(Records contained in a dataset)
------------------------------------------------
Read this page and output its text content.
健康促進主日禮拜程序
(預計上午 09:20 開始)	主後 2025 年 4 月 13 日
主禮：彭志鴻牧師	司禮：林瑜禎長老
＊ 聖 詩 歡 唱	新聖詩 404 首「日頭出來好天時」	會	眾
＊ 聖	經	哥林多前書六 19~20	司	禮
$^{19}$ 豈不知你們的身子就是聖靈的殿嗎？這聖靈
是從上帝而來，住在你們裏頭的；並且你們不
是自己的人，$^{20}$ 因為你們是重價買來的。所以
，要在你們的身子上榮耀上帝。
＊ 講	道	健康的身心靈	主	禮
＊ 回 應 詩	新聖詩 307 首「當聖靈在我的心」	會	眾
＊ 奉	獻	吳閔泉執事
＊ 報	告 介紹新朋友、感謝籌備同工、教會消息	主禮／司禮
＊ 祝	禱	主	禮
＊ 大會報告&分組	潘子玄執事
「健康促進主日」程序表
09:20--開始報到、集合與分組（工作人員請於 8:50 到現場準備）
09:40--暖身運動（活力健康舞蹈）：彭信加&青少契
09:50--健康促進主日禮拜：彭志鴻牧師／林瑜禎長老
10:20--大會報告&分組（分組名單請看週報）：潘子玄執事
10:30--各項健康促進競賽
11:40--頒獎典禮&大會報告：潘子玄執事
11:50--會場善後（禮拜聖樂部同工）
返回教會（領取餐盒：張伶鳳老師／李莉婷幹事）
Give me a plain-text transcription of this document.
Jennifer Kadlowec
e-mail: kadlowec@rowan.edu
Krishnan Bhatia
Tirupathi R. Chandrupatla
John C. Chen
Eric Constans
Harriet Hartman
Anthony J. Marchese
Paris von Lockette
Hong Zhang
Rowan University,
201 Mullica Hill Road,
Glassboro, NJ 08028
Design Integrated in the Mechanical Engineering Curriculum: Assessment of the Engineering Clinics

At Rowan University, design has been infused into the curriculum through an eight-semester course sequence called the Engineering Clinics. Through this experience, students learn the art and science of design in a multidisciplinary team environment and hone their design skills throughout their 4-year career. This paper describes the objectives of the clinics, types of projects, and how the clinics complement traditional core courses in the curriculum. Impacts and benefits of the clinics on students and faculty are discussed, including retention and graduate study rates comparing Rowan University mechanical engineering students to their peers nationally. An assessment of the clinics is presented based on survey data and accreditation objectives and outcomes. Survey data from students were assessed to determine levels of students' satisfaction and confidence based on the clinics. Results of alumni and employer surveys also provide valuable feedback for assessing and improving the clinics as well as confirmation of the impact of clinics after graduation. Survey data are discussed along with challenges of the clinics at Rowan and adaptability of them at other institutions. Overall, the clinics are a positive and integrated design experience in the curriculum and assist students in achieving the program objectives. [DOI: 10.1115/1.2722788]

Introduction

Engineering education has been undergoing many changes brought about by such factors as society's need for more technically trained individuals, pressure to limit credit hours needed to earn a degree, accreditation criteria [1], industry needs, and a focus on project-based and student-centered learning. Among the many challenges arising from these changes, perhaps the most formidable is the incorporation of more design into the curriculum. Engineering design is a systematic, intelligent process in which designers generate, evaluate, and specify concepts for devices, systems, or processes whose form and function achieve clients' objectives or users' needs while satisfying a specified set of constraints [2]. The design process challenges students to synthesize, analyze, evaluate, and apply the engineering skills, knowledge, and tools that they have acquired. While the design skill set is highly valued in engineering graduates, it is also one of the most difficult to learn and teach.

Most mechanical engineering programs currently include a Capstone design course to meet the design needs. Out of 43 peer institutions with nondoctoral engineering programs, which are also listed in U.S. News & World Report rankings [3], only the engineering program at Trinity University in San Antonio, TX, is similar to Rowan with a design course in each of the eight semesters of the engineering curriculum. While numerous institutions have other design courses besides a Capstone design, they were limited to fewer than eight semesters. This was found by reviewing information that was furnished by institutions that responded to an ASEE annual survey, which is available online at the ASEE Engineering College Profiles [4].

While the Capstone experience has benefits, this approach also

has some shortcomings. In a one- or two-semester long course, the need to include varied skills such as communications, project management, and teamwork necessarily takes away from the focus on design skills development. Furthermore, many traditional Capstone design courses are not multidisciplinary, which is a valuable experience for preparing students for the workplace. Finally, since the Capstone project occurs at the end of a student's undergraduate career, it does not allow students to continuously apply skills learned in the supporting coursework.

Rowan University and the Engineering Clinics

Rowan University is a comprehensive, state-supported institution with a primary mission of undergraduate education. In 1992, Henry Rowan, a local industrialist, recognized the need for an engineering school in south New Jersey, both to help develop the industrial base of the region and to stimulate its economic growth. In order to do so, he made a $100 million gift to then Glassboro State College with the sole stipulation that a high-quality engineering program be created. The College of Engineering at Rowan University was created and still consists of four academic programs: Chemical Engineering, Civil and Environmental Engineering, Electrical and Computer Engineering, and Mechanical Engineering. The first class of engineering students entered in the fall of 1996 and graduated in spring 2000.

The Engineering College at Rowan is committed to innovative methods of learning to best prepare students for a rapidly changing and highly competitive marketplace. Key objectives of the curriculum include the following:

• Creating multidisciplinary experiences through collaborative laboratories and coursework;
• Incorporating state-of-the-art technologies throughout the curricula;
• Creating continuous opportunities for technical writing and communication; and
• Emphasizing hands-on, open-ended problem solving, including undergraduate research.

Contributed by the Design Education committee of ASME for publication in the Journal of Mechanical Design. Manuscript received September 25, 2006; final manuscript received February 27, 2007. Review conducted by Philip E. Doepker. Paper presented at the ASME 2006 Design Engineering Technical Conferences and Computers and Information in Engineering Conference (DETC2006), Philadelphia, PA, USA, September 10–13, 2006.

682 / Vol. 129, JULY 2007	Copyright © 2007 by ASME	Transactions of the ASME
------------------------------------------------
TASK TO CARRY OUT
Retype the records that precede this task, keeping them exactly the same.

RESULT BELOW
Read this page and output its text content.
健康促進主日禮拜程序
(預計上午 09:20 開始)	主後 2025 年 4 月 13 日
主禮：彭志鴻牧師	司禮：林瑜禎長老
＊ 聖 詩 歡 唱	新聖詩 404 首「日頭出來好天時」	會	眾
＊ 聖	經	哥林多前書六 19~20	司	禮
$^{19}$ 豈不知你們的身子就是聖靈的殿嗎？這聖靈
是從上帝而來，住在你們裏頭的；並且你們不
是自己的人，$^{20}$ 因為你們是重價買來的。所以
，要在你們的身子上榮耀上帝。
＊ 講	道	健康的身心靈	主	禮
＊ 回 應 詩	新聖詩 307 首「當聖靈在我的心」	會	眾
＊ 奉	獻	吳閔泉執事
＊ 報	告 介紹新朋友、感謝籌備同工、教會消息	主禮／司禮
＊ 祝	禱	主	禮
＊ 大會報告&分組	潘子玄執事
「健康促進主日」程序表
09:20--開始報到、集合與分組（工作人員請於 8:50 到現場準備）
09:40--暖身運動（活力健康舞蹈）：彭信加&青少契
09:50--健康促進主日禮拜：彭志鴻牧師／林瑜禎長老
10:20--大會報告&分組（分組名單請看週報）：潘子玄執事
10:30--各項健康促進競賽
11:40--頒獎典禮&大會報告：潘子玄執事
11:50--會場善後（禮拜聖樂部同工）
返回教會（領取餐盒：張伶鳳老師／李莉婷幹事）
Give me a plain-text transcription of this document.
Jennifer Kadlowec
e-mail: kadlowec@rowan.edu
Krishnan Bhatia
Tirupathi R. Chandrupatla
John C. Chen
Eric Constans
Harriet Hartman
Anthony J. Marchese
Paris von Lockette
Hong Zhang
Rowan University,
201 Mullica Hill Road,
Glassboro, NJ 08028
Design Integrated in the Mechanical Engineering Curriculum: Assessment of the Engineering Clinics

At Rowan University, design has been infused into the curriculum through an eight-semester course sequence called the Engineering Clinics. Through this experience, students learn the art and science of design in a multidisciplinary team environment and hone their design skills throughout their 4-year career. This paper describes the objectives of the clinics, types of projects, and how the clinics complement traditional core courses in the curriculum. Impacts and benefits of the clinics on students and faculty are discussed, including retention and graduate study rates comparing Rowan University mechanical engineering students to their peers nationally. An assessment of the clinics is presented based on survey data and accreditation objectives and outcomes. Survey data from students were assessed to determine levels of students' satisfaction and confidence based on the clinics. Results of alumni and employer surveys also provide valuable feedback for assessing and improving the clinics as well as confirmation of the impact of clinics after graduation. Survey data are discussed along with challenges of the clinics at Rowan and adaptability of them at other institutions. Overall, the clinics are a positive and integrated design experience in the curriculum and assist students in achieving the program objectives. [DOI: 10.1115/1.2722788]

Introduction

Engineering education has been undergoing many changes brought about by such factors as society's need for more technically trained individuals, pressure to limit credit hours needed to earn a degree, accreditation criteria [1], industry needs, and a focus on project-based and student-centered learning. Among the many challenges arising from these changes, perhaps the most formidable is the incorporation of more design into the curriculum. Engineering design is a systematic, intelligent process in which designers generate, evaluate, and specify concepts for devices, systems, or processes whose form and function achieve clients' objectives or users' needs while satisfying a specified set of constraints [2]. The design process challenges students to synthesize, analyze, evaluate, and apply the engineering skills, knowledge, and tools that they have acquired. While the design skill set is highly valued in engineering graduates, it is also one of the most difficult to learn and teach.

Most mechanical engineering programs currently include a Capstone design course to meet the design needs. Out of 43 peer institutions with nondoctoral engineering programs, which are also listed in U.S. News & World Report rankings [3], only the engineering program at Trinity University in San Antonio, TX, is similar to Rowan with a design course in each of the eight semesters of the engineering curriculum. While numerous institutions have other design courses besides a Capstone design, they were limited to fewer than eight semesters. This was found by reviewing information that was furnished by institutions that responded to an ASEE annual survey, which is available online at the ASEE Engineering College Profiles [4].

While the Capstone experience has benefits, this approach also

has some shortcomings. In a one- or two-semester long course, the need to include varied skills such as communications, project management, and teamwork necessarily takes away from the focus on design skills development. Furthermore, many traditional Capstone design courses are not multidisciplinary, which is a valuable experience for preparing students for the workplace. Finally, since the Capstone project occurs at the end of a student's undergraduate career, it does not allow students to continuously apply skills learned in the supporting coursework.

Rowan University and the Engineering Clinics

Rowan University is a comprehensive, state-supported institution with a primary mission of undergraduate education. In 1992, Henry Rowan, a local industrialist, recognized the need for an engineering school in south New Jersey, both to help develop the industrial base of the region and to stimulate its economic growth. In order to do so, he made a $100 million gift to then Glassboro State College with the sole stipulation that a high-quality engineering program be created. The College of Engineering at Rowan University was created and still consists of four academic programs: Chemical Engineering, Civil and Environmental Engineering, Electrical and Computer Engineering, and Mechanical Engineering. The first class of engineering students entered in the fall of 1996 and graduated in spring 2000.

The Engineering College at Rowan is committed to innovative methods of learning to best prepare students for a rapidly changing and highly competitive marketplace. Key objectives of the curriculum include the following:

• Creating multidisciplinary experiences through collaborative laboratories and coursework;
• Incorporating state-of-the-art technologies throughout the curricula;
• Creating continuous opportunities for technical writing and communication; and
• Emphasizing hands-on, open-ended problem solving, including undergraduate research.

Contributed by the Design Education committee of ASME for publication in the Journal of Mechanical Design. Manuscript received September 25, 2006; final manuscript received February 27, 2007. Review conducted by Philip E. Doepker. Paper presented at the ASME 2006 Design Engineering Technical Conferences and Computers and Information in Engineering Conference (DETC2006), Philadelphia, PA, USA, September 10–13, 2006.

682 / Vol. 129, JULY 2007	Copyright © 2007 by ASME	Transactions of the ASME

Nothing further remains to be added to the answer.